(What you should do)
Which lines of the records contain the string "popup"? List each such line in full, treating uppercase and lowercase as different.
┏━━
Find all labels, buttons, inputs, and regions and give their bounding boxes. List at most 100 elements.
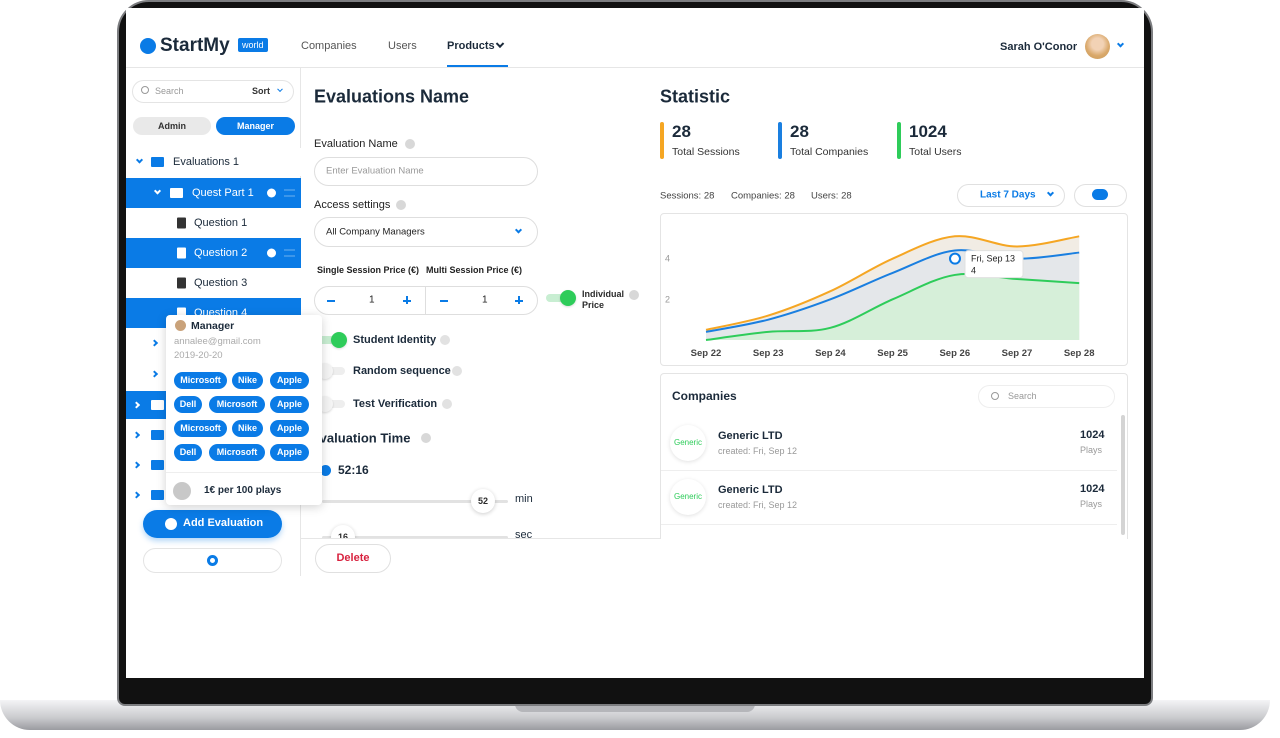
tooltip [964, 250, 1024, 279]
tag: Microsoft [209, 396, 265, 413]
role-pill[interactable]: Manager [216, 117, 295, 135]
company-logo: Generic [670, 425, 706, 461]
summary: Companies: 28 [731, 190, 795, 202]
tree-label: Question 2 [194, 247, 248, 259]
chart-box [660, 213, 1128, 366]
toggle-label: Student Identity [353, 334, 437, 346]
minus-button[interactable] [440, 300, 448, 302]
upload-button[interactable] [1074, 184, 1127, 207]
tooltip-value: 4 [971, 266, 976, 276]
row-separator [661, 524, 1117, 525]
search-placeholder: Search [155, 86, 184, 96]
line [705, 235, 1080, 331]
companies-search[interactable] [978, 385, 1115, 408]
stepper [314, 286, 538, 315]
stat-bar [897, 122, 901, 159]
coin-icon [173, 482, 191, 500]
brand-badge: world [238, 38, 268, 52]
toggle-label: Test Verification [353, 398, 438, 410]
nav-link[interactable]: Companies [301, 40, 357, 52]
info-icon [629, 290, 639, 300]
stat-bar [660, 122, 664, 159]
popup-date: 2019-20-20 [174, 350, 223, 361]
popup-avatar [175, 320, 186, 331]
form-title: Evaluations Name [314, 86, 470, 107]
tag: Microsoft [209, 444, 265, 461]
tag: Nike [232, 420, 263, 437]
tree-row[interactable] [126, 268, 301, 298]
settings-button[interactable] [143, 548, 282, 573]
popup-divider [166, 472, 322, 473]
plus-button [406, 296, 408, 304]
company-logo: Generic [670, 479, 706, 515]
stat-value: 28 [672, 122, 691, 141]
select[interactable] [314, 217, 538, 247]
company-created: created: Fri, Sep 12 [718, 446, 798, 456]
cloud-icon [1092, 189, 1108, 200]
range-select[interactable] [957, 184, 1065, 207]
slider-track [322, 499, 508, 503]
tag: Microsoft [174, 420, 227, 437]
toggle-label: Random sequence [353, 365, 451, 377]
header-border [126, 67, 1144, 68]
tree-chevron [150, 370, 159, 378]
tag: Apple [270, 372, 309, 389]
info-icon [396, 200, 406, 210]
tree-label: Evaluations 1 [173, 156, 240, 168]
info-icon [440, 335, 450, 345]
x-tick-label: Sep 25 [877, 348, 908, 359]
info-icon [452, 366, 462, 376]
file-icon [177, 277, 186, 289]
tooltip-point [949, 252, 961, 265]
text-input[interactable] [314, 157, 538, 186]
user-chevron [1116, 40, 1125, 48]
search-box[interactable] [132, 80, 294, 103]
tree-row[interactable] [126, 208, 301, 238]
minus-button[interactable] [327, 300, 335, 302]
plus-button [518, 296, 520, 304]
folder-icon [151, 430, 164, 440]
tooltip-label: Fri, Sep 13 [971, 254, 1015, 264]
field-label: Multi Session Price (€) [426, 265, 523, 275]
gear-icon [207, 555, 218, 566]
screen: StartMy world Companies Users Products Sarah … [126, 8, 1144, 678]
input-placeholder: Enter Evaluation Name [326, 165, 424, 177]
file-icon [177, 247, 186, 259]
popup-price: 1€ per 100 plays [204, 485, 282, 496]
popup-role: Manager [191, 320, 235, 332]
nav-link[interactable]: Products [447, 40, 495, 52]
role-pill[interactable]: Admin [133, 117, 211, 135]
x-tick-label: Sep 23 [753, 348, 784, 359]
tree-chevron [150, 339, 159, 347]
slider-thumb[interactable]: 52 [471, 489, 495, 513]
x-tick-label: Sep 28 [1064, 348, 1095, 359]
x-tick-label: Sep 26 [939, 348, 970, 359]
slider-thumb[interactable]: 16 [331, 525, 355, 539]
x-tick-label: Sep 27 [1002, 348, 1033, 359]
line [705, 272, 1080, 341]
company-plays-label: Plays [1080, 445, 1103, 455]
nav-link[interactable]: Users [388, 40, 417, 52]
add-evaluation-button[interactable]: Add Evaluation [143, 510, 282, 538]
stat-value: 1024 [909, 122, 947, 141]
delete-button[interactable]: Delete [315, 544, 391, 573]
summary: Sessions: 28 [660, 190, 715, 202]
range-value: Last 7 Days [980, 189, 1036, 201]
stat-label: Total Sessions [672, 146, 740, 158]
chart: 2 4 Sep 22 Sep 23 Sep 24 Sep 25 Sep 26 Sep 27 Se… [665, 235, 1095, 359]
info-icon [405, 139, 415, 149]
toggle-label: Individual Price [582, 289, 625, 310]
time-value: 52:16 [338, 463, 369, 477]
folder-icon [170, 188, 183, 198]
select-value: All Company Managers [326, 226, 425, 238]
slider-unit: sec [515, 529, 533, 539]
logo-icon [140, 38, 156, 54]
tree-label: Question 1 [194, 217, 248, 229]
x-tick-label: Sep 22 [691, 348, 722, 359]
tree-label: Question 3 [194, 277, 248, 289]
stat-label: Total Companies [790, 146, 869, 158]
add-label: Add Evaluation [183, 517, 264, 529]
row-separator [661, 470, 1117, 471]
stat-label: Total Users [909, 146, 962, 158]
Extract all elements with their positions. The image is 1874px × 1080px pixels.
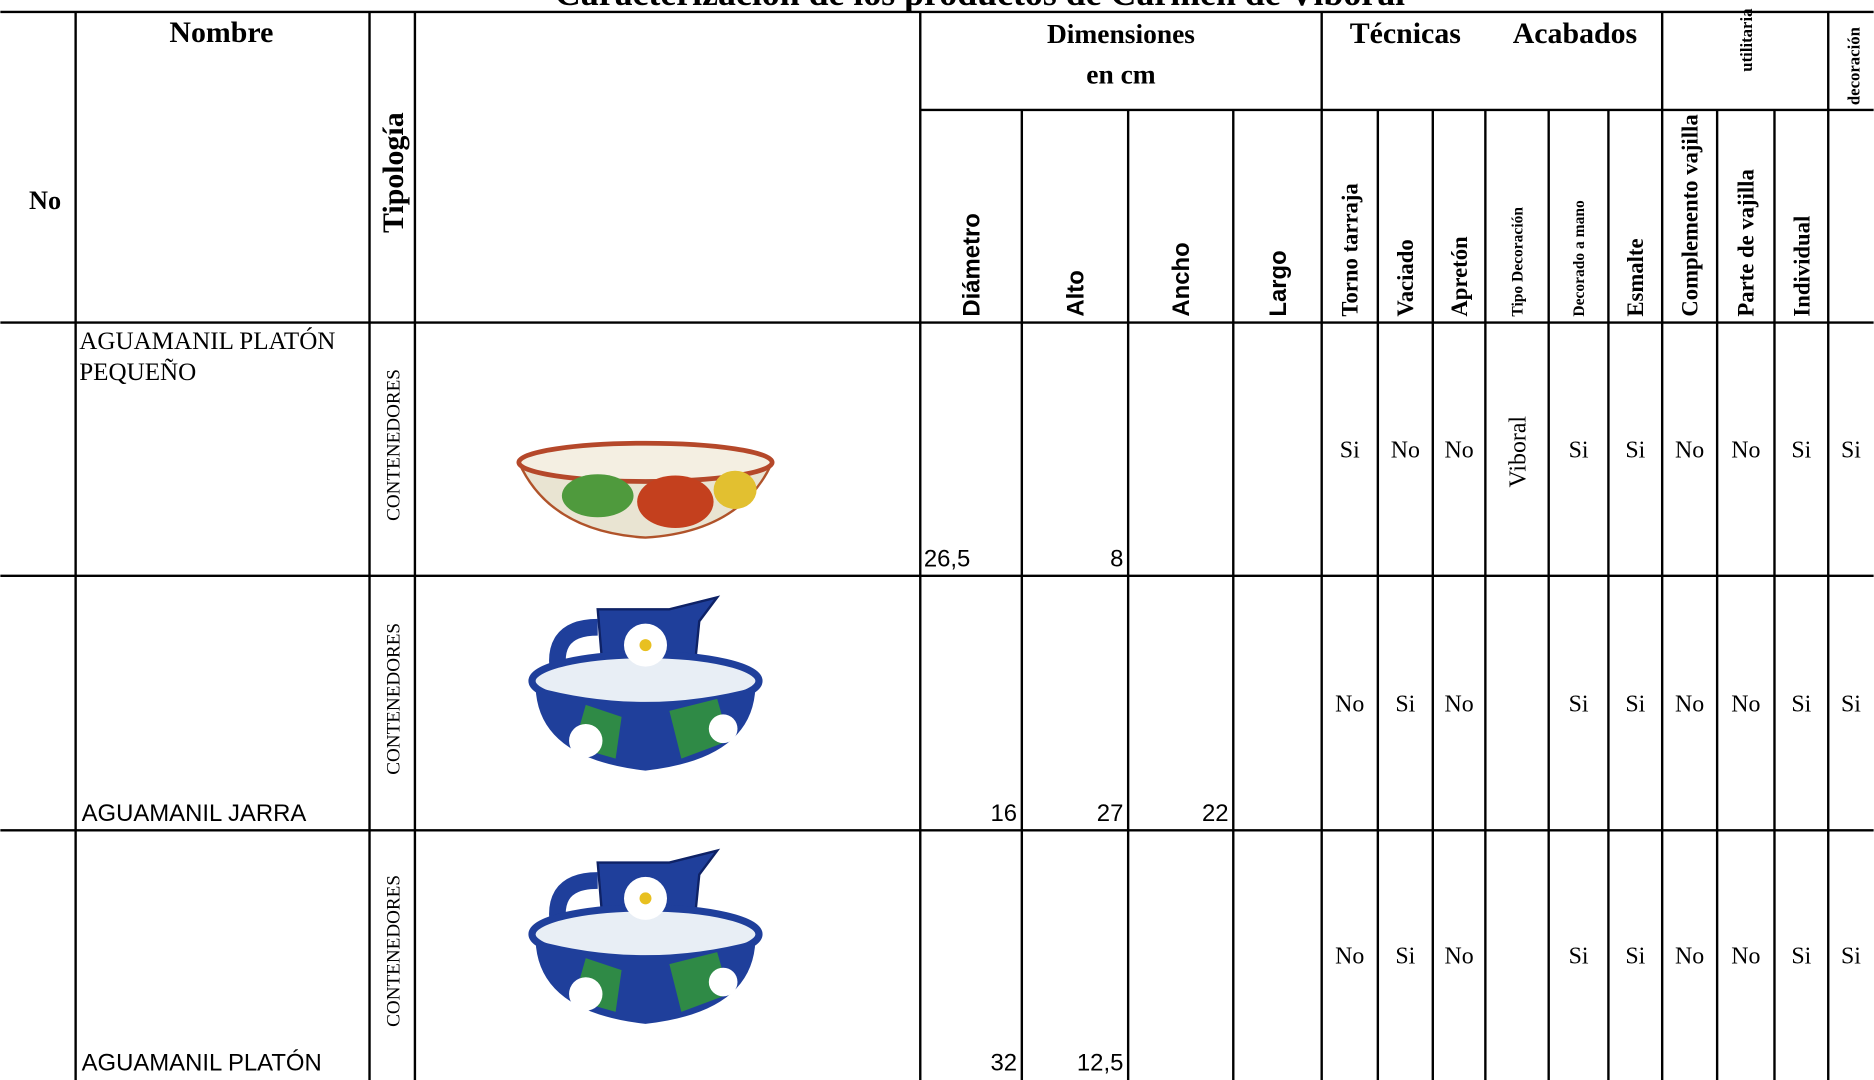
┗━━
(Answer to the exercise)
popup-date: 2019-20-20 [174, 350, 223, 361]
popup-avatar [175, 320, 186, 331]
popup-divider [166, 472, 322, 473]
popup-price: 1€ per 100 plays [204, 485, 282, 496]
popup-role: Manager [191, 320, 235, 332]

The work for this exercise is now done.